Stored data:
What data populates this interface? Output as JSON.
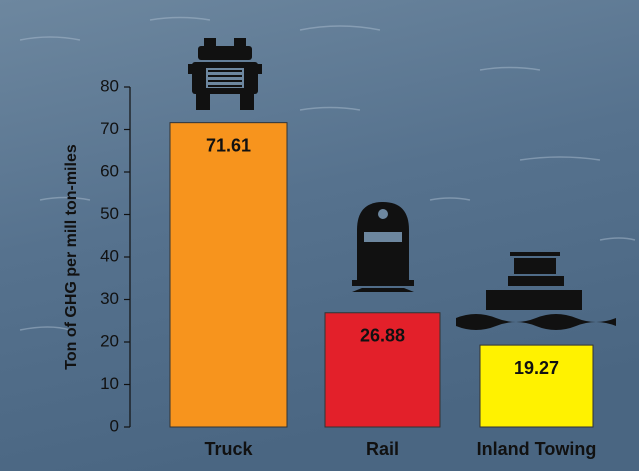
{
  "chart_data": {
    "type": "bar",
    "y_label": "Ton of GHG per mill ton-miles",
    "categories": [
      "Truck",
      "Rail",
      "Inland Towing"
    ],
    "values": [
      71.61,
      26.88,
      19.27
    ],
    "colors": [
      "#f7941d",
      "#e3202a",
      "#fff200"
    ],
    "ylim": [
      0,
      80
    ],
    "yticks": [
      0,
      10,
      20,
      30,
      40,
      50,
      60,
      70,
      80
    ],
    "grid": false
  }
}
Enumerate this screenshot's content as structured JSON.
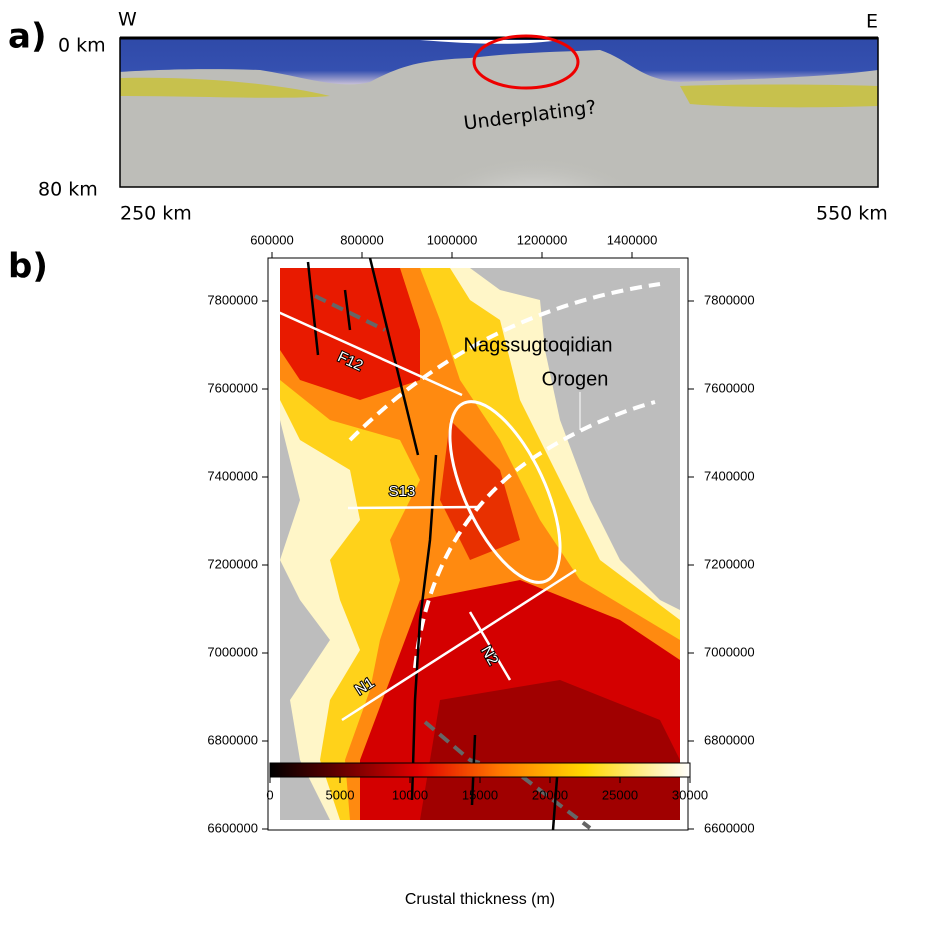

What this task involves: Output all of the data exactly as it stands, minus any images.

Exercise solution:
What data populates this interface? Output as JSON.
{
  "chart_data": {
    "type": "bar",
    "y_label": "Ton of GHG per mill ton-miles",
    "categories": [
      "Truck",
      "Rail",
      "Inland Towing"
    ],
    "values": [
      71.61,
      26.88,
      19.27
    ],
    "colors": [
      "#f7941d",
      "#e3202a",
      "#fff200"
    ],
    "ylim": [
      0,
      80
    ],
    "yticks": [
      0,
      10,
      20,
      30,
      40,
      50,
      60,
      70,
      80
    ],
    "grid": false
  }
}
Enumerate this screenshot's content as structured JSON.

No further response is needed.